# Data lines:
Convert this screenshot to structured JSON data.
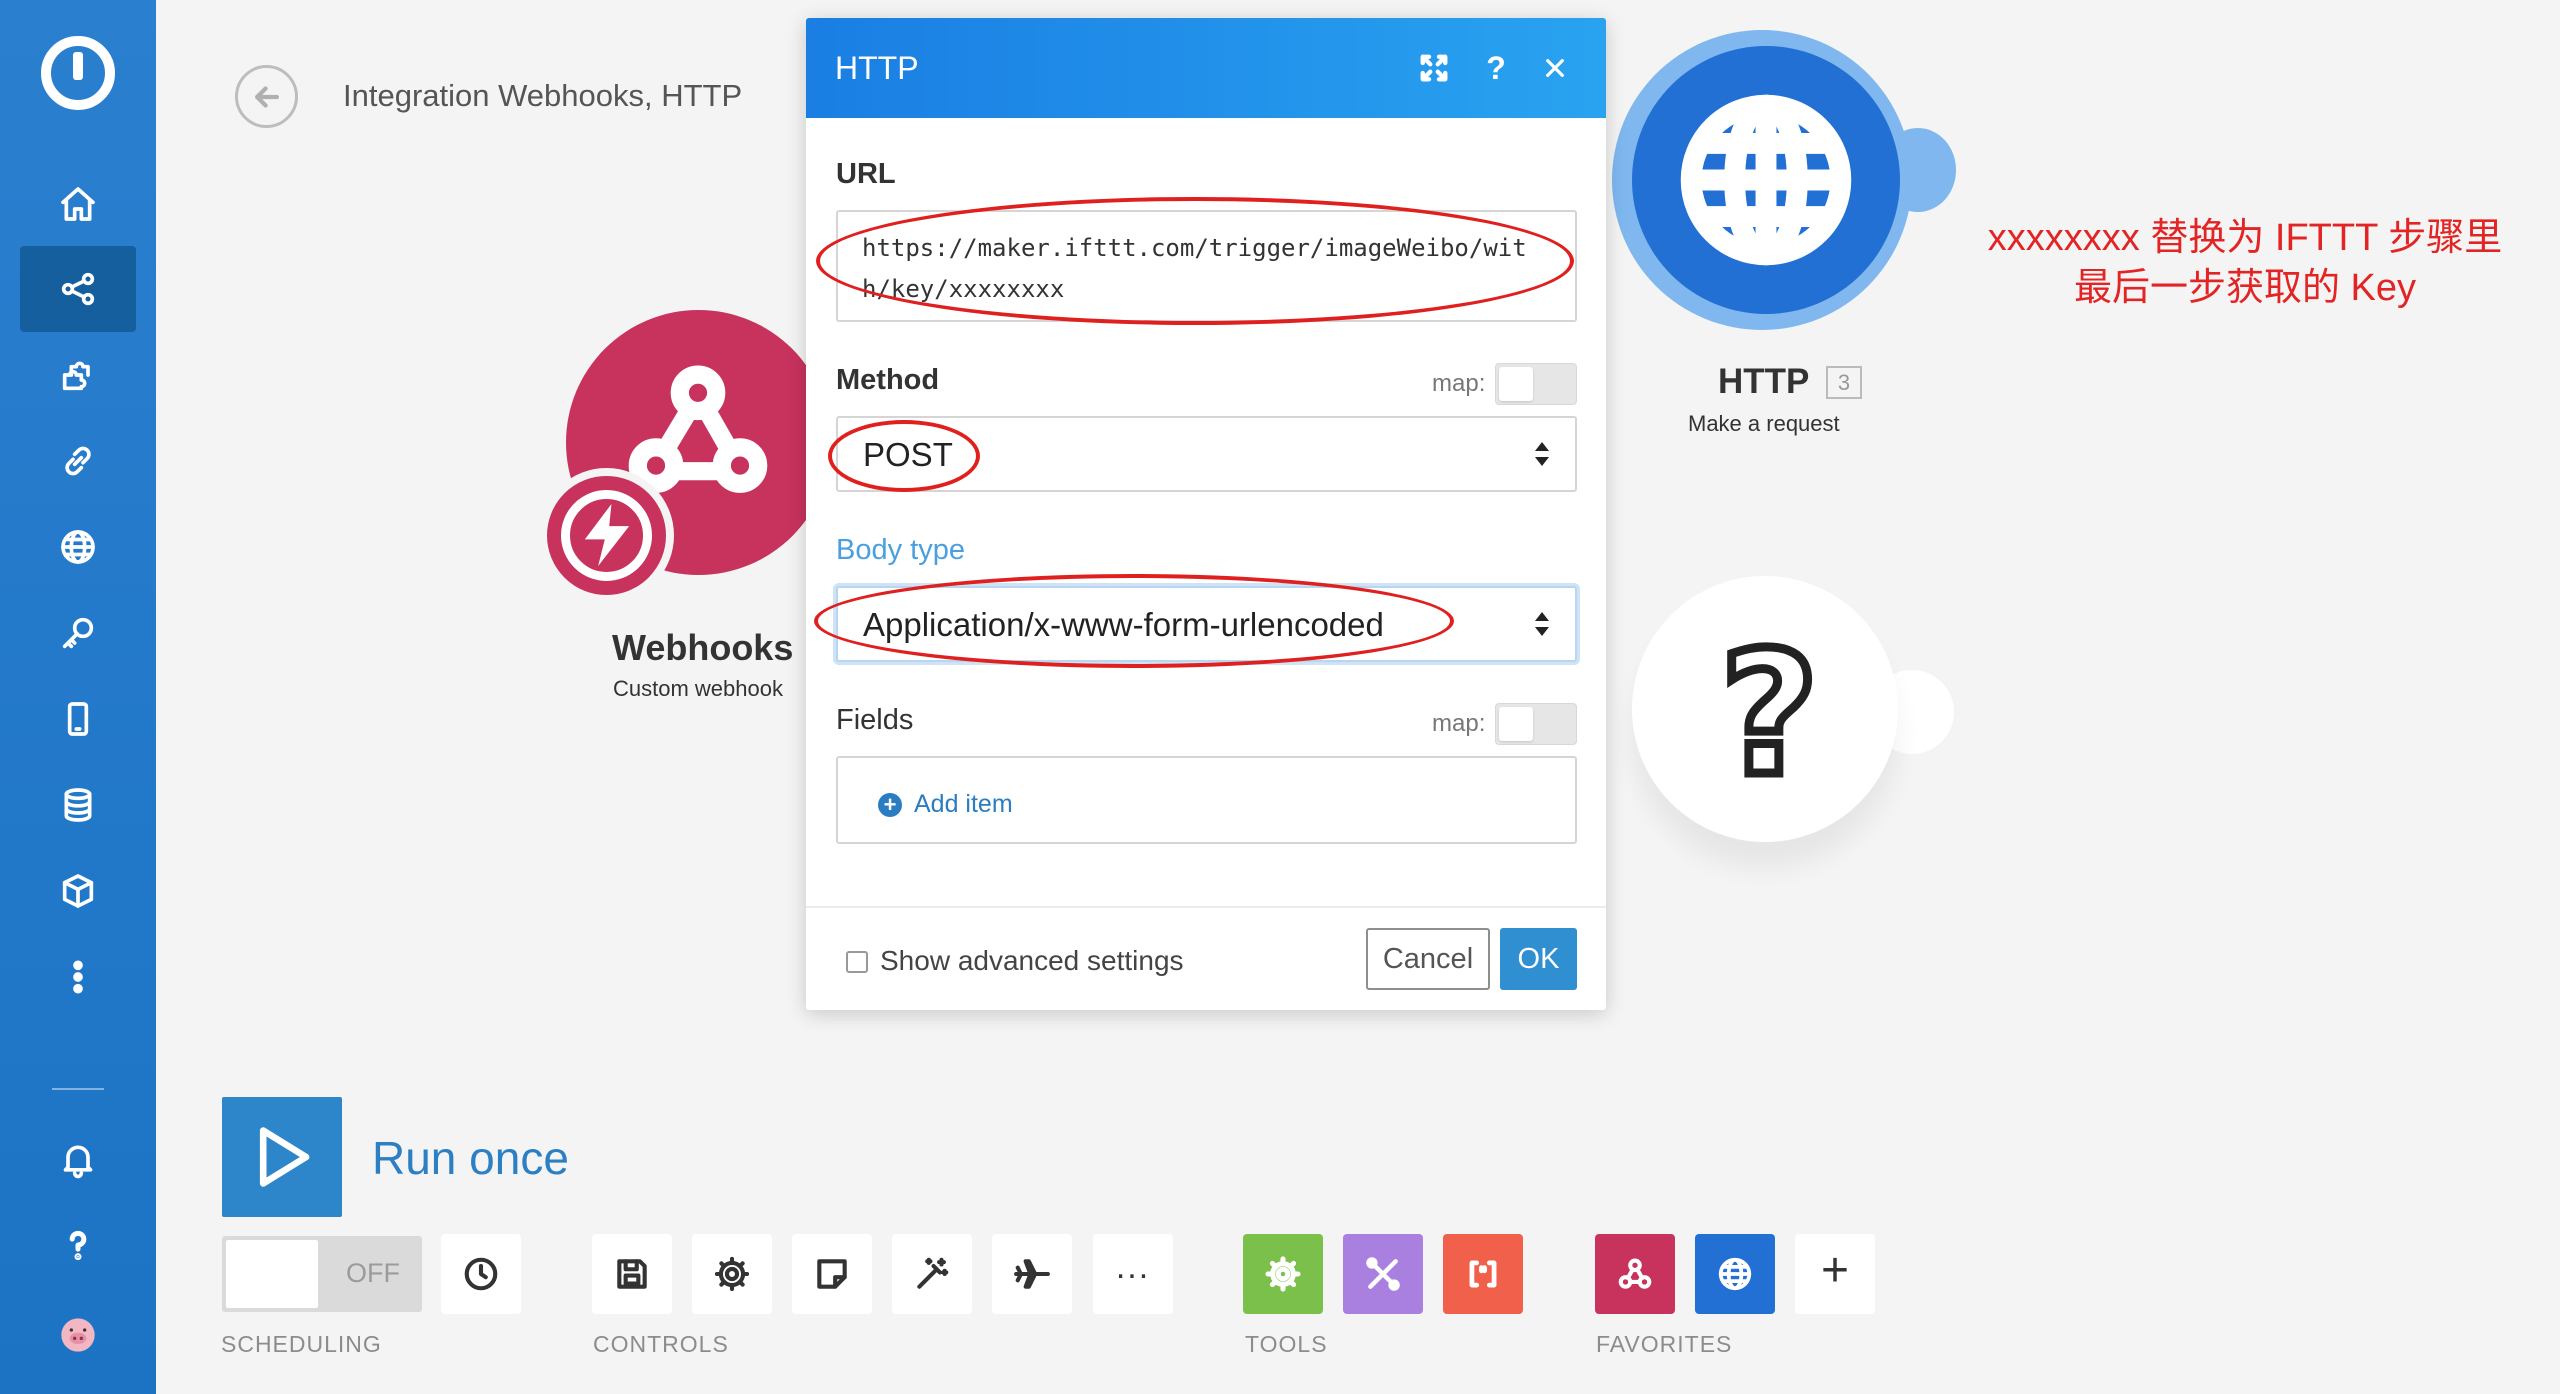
{
  "sidebar": {
    "items": [
      {
        "icon": "home-icon"
      },
      {
        "icon": "scenarios-icon",
        "active": true
      },
      {
        "icon": "templates-icon"
      },
      {
        "icon": "connections-icon"
      },
      {
        "icon": "webhooks-icon"
      },
      {
        "icon": "keys-icon"
      },
      {
        "icon": "devices-icon"
      },
      {
        "icon": "datastores-icon"
      },
      {
        "icon": "datastructures-icon"
      },
      {
        "icon": "more-icon"
      }
    ],
    "bottom": [
      {
        "icon": "notifications-icon"
      },
      {
        "icon": "help-icon"
      },
      {
        "icon": "user-avatar"
      }
    ]
  },
  "header": {
    "breadcrumb": "Integration Webhooks, HTTP"
  },
  "modules": {
    "webhooks": {
      "title": "Webhooks",
      "subtitle": "Custom webhook"
    },
    "http": {
      "title": "HTTP",
      "number": "3",
      "subtitle": "Make a request"
    }
  },
  "annotation": {
    "line1": "xxxxxxxx 替换为 IFTTT 步骤里",
    "line2": "最后一步获取的 Key",
    "color": "#e32424"
  },
  "dialog": {
    "title": "HTTP",
    "url_label": "URL",
    "url_value": "https://maker.ifttt.com/trigger/imageWeibo/with/key/xxxxxxxx",
    "method_label": "Method",
    "map_label": "map:",
    "method_value": "POST",
    "body_type_label": "Body type",
    "body_type_value": "Application/x-www-form-urlencoded",
    "fields_label": "Fields",
    "add_item_label": "Add item",
    "advanced_label": "Show advanced settings",
    "cancel_label": "Cancel",
    "ok_label": "OK"
  },
  "bottom_bar": {
    "run_once_label": "Run once",
    "scheduling_toggle": "OFF",
    "sections": {
      "scheduling": "SCHEDULING",
      "controls": "CONTROLS",
      "tools": "TOOLS",
      "favorites": "FAVORITES"
    }
  },
  "colors": {
    "sidebar": "#1c73c4",
    "accent": "#2b7fc2",
    "webhooks_module": "#c8335e",
    "http_module": "#2370d4"
  }
}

# Exercise brief:
Write the records out once more, exactly as they appear, with no pictures.

# Problem solution:
Convert this screenshot to structured JSON data.
{
  "sidebar": {
    "items": [
      {
        "icon": "home-icon"
      },
      {
        "icon": "scenarios-icon",
        "active": true
      },
      {
        "icon": "templates-icon"
      },
      {
        "icon": "connections-icon"
      },
      {
        "icon": "webhooks-icon"
      },
      {
        "icon": "keys-icon"
      },
      {
        "icon": "devices-icon"
      },
      {
        "icon": "datastores-icon"
      },
      {
        "icon": "datastructures-icon"
      },
      {
        "icon": "more-icon"
      }
    ],
    "bottom": [
      {
        "icon": "notifications-icon"
      },
      {
        "icon": "help-icon"
      },
      {
        "icon": "user-avatar"
      }
    ]
  },
  "header": {
    "breadcrumb": "Integration Webhooks, HTTP"
  },
  "modules": {
    "webhooks": {
      "title": "Webhooks",
      "subtitle": "Custom webhook"
    },
    "http": {
      "title": "HTTP",
      "number": "3",
      "subtitle": "Make a request"
    }
  },
  "annotation": {
    "line1": "xxxxxxxx 替换为 IFTTT 步骤里",
    "line2": "最后一步获取的 Key",
    "color": "#e32424"
  },
  "dialog": {
    "title": "HTTP",
    "url_label": "URL",
    "url_value": "https://maker.ifttt.com/trigger/imageWeibo/with/key/xxxxxxxx",
    "method_label": "Method",
    "map_label": "map:",
    "method_value": "POST",
    "body_type_label": "Body type",
    "body_type_value": "Application/x-www-form-urlencoded",
    "fields_label": "Fields",
    "add_item_label": "Add item",
    "advanced_label": "Show advanced settings",
    "cancel_label": "Cancel",
    "ok_label": "OK"
  },
  "bottom_bar": {
    "run_once_label": "Run once",
    "scheduling_toggle": "OFF",
    "sections": {
      "scheduling": "SCHEDULING",
      "controls": "CONTROLS",
      "tools": "TOOLS",
      "favorites": "FAVORITES"
    }
  },
  "colors": {
    "sidebar": "#1c73c4",
    "accent": "#2b7fc2",
    "webhooks_module": "#c8335e",
    "http_module": "#2370d4"
  }
}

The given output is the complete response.